(Stated goal)
In the listing below, identify each line with the word "JSON" and return those lines.
BEGIN
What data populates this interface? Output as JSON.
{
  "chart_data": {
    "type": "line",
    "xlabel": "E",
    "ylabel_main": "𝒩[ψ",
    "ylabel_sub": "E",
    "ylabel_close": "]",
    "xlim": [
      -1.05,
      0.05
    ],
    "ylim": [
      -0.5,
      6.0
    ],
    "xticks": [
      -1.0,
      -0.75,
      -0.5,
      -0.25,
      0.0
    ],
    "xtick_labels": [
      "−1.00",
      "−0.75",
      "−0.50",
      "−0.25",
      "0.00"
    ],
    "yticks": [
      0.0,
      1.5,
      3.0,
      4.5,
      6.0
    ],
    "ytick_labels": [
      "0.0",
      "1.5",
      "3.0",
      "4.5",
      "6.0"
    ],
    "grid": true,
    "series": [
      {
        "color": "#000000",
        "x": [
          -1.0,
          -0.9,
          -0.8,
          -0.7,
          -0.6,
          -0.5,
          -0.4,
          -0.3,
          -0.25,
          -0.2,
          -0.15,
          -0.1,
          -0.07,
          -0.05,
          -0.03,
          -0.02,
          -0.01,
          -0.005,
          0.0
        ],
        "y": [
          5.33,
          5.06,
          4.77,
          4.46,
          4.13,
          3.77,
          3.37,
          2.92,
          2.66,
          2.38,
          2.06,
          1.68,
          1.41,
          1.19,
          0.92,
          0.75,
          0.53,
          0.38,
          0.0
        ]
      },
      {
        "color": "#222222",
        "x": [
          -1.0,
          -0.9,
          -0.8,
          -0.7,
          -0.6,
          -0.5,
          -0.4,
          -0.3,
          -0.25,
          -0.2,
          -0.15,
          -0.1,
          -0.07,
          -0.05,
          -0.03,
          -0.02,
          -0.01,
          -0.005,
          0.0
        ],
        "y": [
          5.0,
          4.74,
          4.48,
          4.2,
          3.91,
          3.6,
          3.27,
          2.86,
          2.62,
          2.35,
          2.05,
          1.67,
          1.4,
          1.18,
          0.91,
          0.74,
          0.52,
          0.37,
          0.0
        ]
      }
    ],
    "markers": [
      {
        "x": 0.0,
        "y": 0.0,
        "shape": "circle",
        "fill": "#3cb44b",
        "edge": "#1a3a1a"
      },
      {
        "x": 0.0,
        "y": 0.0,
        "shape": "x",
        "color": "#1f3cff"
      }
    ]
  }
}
END
BEGIN
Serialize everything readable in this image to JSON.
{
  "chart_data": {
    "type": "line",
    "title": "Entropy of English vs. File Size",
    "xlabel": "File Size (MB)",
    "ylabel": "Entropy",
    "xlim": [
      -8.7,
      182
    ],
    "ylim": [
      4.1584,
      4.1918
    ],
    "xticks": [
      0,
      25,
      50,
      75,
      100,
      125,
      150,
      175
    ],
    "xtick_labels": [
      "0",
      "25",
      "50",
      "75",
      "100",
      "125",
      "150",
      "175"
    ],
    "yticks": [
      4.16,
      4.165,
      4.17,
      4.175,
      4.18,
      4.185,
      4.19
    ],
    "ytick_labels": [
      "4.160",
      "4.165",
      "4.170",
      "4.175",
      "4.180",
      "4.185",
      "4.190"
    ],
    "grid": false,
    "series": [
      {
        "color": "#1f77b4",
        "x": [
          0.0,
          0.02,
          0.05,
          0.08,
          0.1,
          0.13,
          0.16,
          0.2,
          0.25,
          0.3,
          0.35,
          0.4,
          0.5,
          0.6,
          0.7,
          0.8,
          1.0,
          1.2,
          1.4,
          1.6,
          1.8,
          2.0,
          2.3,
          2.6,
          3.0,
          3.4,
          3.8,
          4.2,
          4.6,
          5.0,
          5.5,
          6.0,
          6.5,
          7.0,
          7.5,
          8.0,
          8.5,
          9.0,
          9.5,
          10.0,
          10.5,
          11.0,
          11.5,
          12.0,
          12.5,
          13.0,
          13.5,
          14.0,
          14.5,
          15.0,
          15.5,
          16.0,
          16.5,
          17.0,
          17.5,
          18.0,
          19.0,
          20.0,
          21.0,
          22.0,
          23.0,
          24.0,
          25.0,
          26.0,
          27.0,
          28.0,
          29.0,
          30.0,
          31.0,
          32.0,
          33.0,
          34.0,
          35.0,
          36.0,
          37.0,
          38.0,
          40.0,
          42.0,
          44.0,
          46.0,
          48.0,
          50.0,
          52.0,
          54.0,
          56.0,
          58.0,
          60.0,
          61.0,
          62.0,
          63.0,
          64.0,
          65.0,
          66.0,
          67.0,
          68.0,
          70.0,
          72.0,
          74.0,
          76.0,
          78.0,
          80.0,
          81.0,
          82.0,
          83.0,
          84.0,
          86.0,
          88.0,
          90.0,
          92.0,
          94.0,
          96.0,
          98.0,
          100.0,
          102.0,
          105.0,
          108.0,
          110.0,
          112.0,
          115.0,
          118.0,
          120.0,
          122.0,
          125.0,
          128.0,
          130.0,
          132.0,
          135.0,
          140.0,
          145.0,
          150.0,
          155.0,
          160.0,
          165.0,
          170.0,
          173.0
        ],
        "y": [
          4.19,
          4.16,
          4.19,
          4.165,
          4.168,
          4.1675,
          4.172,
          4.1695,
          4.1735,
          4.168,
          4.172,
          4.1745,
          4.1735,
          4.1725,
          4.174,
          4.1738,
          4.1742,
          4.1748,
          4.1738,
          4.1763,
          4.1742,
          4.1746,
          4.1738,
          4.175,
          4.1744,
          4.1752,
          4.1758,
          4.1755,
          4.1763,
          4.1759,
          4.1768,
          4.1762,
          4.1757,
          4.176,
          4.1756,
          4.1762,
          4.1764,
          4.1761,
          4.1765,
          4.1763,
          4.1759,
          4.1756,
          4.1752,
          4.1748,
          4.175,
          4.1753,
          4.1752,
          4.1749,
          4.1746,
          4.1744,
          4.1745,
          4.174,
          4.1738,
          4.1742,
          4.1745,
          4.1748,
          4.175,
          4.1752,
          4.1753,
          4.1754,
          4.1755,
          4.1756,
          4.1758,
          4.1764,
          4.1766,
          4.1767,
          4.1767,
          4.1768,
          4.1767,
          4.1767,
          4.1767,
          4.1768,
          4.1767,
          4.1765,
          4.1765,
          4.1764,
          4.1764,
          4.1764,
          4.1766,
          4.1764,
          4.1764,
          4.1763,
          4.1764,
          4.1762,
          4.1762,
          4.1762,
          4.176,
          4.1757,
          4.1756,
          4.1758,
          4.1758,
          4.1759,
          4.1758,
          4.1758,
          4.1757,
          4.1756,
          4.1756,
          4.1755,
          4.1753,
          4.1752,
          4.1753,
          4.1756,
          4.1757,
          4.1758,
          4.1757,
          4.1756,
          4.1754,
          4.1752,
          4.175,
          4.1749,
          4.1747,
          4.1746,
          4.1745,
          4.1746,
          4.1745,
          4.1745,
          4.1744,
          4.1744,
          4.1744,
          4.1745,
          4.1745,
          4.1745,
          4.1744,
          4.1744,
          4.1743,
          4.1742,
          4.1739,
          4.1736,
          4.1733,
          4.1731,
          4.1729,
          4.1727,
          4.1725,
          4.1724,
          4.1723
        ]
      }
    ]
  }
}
END
(The answer)
What data populates this interface? Output as JSON.
Serialize everything readable in this image to JSON.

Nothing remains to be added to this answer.